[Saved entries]

━━━━━━

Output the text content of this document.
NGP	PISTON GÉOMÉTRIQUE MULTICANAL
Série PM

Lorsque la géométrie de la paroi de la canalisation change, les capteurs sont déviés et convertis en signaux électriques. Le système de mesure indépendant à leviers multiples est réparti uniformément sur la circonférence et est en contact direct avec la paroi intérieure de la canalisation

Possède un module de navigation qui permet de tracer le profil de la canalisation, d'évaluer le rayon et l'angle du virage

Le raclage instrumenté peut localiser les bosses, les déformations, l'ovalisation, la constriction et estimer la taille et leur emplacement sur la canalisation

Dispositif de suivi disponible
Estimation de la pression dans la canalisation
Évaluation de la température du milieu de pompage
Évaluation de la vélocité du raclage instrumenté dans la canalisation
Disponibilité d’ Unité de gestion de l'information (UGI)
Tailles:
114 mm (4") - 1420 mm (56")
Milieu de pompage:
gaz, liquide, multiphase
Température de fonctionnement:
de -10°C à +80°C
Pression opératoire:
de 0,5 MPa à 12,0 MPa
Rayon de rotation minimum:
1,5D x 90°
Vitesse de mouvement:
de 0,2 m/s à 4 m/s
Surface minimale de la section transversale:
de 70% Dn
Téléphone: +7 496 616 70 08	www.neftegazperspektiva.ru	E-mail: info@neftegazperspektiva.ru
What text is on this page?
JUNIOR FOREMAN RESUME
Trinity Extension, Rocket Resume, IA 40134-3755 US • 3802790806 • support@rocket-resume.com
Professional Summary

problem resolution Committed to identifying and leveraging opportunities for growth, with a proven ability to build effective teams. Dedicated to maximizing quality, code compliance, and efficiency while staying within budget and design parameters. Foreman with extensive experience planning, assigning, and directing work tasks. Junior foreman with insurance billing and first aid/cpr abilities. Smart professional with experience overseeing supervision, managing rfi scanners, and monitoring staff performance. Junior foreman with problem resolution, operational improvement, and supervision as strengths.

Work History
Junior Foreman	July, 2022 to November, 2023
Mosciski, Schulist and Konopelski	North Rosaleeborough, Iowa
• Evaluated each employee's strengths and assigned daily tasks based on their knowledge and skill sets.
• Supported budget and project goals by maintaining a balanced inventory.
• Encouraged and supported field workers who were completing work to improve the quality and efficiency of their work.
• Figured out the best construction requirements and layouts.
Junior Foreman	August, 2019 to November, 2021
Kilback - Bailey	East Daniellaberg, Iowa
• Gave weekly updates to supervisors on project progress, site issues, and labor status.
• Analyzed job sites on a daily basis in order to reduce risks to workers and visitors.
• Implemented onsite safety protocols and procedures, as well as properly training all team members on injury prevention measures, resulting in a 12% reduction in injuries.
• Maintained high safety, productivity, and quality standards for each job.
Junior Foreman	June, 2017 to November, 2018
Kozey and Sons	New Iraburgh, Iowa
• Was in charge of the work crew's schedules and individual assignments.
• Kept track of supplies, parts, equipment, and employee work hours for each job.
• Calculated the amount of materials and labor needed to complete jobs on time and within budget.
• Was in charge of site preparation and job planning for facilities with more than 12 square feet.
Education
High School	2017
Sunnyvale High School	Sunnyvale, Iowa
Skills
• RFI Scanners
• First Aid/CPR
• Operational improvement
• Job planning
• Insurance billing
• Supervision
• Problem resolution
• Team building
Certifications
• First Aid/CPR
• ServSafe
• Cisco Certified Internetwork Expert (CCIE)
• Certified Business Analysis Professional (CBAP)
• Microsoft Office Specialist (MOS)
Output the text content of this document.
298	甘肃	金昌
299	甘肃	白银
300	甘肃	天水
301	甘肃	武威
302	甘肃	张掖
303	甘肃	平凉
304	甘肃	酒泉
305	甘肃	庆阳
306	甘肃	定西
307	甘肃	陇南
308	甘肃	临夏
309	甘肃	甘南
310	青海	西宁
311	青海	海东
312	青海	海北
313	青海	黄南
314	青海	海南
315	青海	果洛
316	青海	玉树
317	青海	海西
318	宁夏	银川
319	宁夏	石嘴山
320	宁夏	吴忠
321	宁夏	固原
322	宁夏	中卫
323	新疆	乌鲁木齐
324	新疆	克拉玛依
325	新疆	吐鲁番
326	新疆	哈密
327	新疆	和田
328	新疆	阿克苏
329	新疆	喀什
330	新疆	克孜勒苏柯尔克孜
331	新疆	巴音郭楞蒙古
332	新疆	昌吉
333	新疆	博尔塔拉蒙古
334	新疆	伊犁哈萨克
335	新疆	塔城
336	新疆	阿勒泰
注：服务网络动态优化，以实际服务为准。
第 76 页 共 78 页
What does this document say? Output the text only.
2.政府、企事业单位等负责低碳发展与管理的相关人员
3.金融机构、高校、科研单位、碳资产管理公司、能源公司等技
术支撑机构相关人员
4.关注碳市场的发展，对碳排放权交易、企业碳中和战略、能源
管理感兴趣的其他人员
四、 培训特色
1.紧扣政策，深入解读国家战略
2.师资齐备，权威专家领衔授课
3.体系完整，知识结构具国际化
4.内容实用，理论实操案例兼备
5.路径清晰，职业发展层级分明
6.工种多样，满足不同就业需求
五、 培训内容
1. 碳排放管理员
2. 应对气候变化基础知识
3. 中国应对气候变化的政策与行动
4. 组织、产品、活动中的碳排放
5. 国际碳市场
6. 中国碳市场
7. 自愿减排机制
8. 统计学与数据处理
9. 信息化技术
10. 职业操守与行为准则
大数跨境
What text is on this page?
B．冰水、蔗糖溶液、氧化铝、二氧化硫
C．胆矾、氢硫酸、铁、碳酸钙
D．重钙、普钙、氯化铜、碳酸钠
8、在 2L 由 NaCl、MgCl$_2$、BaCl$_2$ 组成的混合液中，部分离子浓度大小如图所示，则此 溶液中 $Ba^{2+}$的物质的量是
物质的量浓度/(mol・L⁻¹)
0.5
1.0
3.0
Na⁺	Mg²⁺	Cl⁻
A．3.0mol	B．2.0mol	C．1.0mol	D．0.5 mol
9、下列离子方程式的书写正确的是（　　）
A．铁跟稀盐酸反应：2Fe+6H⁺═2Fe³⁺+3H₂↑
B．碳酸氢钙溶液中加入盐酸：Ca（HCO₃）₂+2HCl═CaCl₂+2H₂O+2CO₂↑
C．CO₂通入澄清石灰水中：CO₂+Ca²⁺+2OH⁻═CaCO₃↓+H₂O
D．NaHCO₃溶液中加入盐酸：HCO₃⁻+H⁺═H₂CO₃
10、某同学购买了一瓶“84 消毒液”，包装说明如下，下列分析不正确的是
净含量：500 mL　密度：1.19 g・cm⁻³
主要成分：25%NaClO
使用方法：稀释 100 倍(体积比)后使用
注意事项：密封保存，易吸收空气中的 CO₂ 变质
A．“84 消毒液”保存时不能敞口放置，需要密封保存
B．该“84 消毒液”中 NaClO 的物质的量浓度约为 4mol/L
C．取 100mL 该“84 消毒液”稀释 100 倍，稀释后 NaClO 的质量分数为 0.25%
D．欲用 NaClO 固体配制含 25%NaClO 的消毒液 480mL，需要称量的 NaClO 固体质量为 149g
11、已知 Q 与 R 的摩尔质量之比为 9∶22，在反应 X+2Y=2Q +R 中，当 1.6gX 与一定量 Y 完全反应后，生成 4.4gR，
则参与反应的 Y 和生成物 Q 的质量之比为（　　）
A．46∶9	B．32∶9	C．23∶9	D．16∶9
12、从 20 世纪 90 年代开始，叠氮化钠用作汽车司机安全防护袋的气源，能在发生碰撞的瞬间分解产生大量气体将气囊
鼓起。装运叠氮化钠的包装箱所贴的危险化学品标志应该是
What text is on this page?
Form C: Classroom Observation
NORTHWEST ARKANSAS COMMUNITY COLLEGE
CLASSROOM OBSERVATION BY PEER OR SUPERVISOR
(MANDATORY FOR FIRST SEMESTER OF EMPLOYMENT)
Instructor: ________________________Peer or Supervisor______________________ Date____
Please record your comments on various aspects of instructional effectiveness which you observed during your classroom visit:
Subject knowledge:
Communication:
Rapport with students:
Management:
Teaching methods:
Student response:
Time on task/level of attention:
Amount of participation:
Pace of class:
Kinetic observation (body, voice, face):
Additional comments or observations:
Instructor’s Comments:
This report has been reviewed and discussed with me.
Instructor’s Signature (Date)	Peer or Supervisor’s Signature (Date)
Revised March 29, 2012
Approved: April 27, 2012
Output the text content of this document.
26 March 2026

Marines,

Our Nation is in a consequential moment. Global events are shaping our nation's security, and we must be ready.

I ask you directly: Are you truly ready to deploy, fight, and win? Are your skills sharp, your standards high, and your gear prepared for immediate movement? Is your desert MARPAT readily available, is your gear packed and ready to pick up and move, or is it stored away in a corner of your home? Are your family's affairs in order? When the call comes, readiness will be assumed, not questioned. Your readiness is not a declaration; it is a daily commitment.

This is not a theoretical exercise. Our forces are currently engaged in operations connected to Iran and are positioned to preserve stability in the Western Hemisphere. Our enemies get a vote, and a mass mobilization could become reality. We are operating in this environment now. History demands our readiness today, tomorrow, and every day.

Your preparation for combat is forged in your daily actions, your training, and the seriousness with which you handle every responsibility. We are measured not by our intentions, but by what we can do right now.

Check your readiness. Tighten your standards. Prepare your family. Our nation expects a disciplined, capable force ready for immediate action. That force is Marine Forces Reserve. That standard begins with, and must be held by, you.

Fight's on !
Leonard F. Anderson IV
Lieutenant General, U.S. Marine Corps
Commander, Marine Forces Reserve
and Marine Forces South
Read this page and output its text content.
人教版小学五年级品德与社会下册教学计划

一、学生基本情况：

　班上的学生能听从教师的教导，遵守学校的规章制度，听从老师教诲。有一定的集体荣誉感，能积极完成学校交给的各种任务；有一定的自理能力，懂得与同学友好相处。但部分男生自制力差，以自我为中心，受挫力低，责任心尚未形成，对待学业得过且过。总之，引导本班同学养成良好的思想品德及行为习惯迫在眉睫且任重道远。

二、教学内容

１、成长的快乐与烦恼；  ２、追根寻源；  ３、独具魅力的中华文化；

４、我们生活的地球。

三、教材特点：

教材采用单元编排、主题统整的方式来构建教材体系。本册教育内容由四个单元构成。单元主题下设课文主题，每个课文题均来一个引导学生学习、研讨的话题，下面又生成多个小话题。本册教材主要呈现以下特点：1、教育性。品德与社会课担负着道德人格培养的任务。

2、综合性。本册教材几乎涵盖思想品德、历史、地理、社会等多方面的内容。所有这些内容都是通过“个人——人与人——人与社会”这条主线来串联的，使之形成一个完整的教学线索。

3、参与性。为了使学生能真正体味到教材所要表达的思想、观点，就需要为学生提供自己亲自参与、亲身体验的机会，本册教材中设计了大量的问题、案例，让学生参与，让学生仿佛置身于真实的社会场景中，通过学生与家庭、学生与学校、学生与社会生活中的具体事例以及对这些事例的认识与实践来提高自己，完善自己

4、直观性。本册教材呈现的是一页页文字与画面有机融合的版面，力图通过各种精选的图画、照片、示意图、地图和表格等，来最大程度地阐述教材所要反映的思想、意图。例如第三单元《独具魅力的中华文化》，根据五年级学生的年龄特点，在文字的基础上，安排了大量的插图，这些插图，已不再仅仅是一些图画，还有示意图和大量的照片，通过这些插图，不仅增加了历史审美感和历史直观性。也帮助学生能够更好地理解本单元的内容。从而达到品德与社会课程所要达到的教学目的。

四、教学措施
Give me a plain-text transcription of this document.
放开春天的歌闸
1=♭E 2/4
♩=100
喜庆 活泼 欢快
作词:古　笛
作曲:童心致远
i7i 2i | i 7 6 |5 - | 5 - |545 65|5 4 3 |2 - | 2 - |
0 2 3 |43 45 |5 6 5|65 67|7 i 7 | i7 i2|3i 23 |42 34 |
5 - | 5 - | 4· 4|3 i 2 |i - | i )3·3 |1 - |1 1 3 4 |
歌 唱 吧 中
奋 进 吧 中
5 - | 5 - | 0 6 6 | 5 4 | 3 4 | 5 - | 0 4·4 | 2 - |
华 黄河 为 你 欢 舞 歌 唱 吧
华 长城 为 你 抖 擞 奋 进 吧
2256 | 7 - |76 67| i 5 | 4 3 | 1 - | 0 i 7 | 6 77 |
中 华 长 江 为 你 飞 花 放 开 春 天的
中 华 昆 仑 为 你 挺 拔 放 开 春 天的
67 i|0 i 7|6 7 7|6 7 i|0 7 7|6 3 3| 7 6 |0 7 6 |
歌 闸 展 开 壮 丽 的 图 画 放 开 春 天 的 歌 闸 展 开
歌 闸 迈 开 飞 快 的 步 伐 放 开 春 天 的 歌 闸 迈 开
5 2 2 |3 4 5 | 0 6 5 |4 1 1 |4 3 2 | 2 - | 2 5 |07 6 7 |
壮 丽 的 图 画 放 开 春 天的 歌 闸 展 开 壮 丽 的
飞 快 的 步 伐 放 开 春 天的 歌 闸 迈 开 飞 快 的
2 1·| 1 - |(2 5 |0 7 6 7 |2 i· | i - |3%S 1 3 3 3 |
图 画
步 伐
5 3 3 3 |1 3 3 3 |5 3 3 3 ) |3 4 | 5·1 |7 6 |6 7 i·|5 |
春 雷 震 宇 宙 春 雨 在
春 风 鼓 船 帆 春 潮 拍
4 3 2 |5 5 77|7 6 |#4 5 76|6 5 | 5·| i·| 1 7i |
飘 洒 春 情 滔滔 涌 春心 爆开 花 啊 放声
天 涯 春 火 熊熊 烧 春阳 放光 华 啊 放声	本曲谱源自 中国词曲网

━━━━━━

■ **REQUIRED TASK**
From the data above, pick out each line containing "knowledge" and copy it.

■ **TASK SOLUTION**
• Evaluated each employee's strengths and assigned daily tasks based on their knowledge and skill sets.
Subject knowledge:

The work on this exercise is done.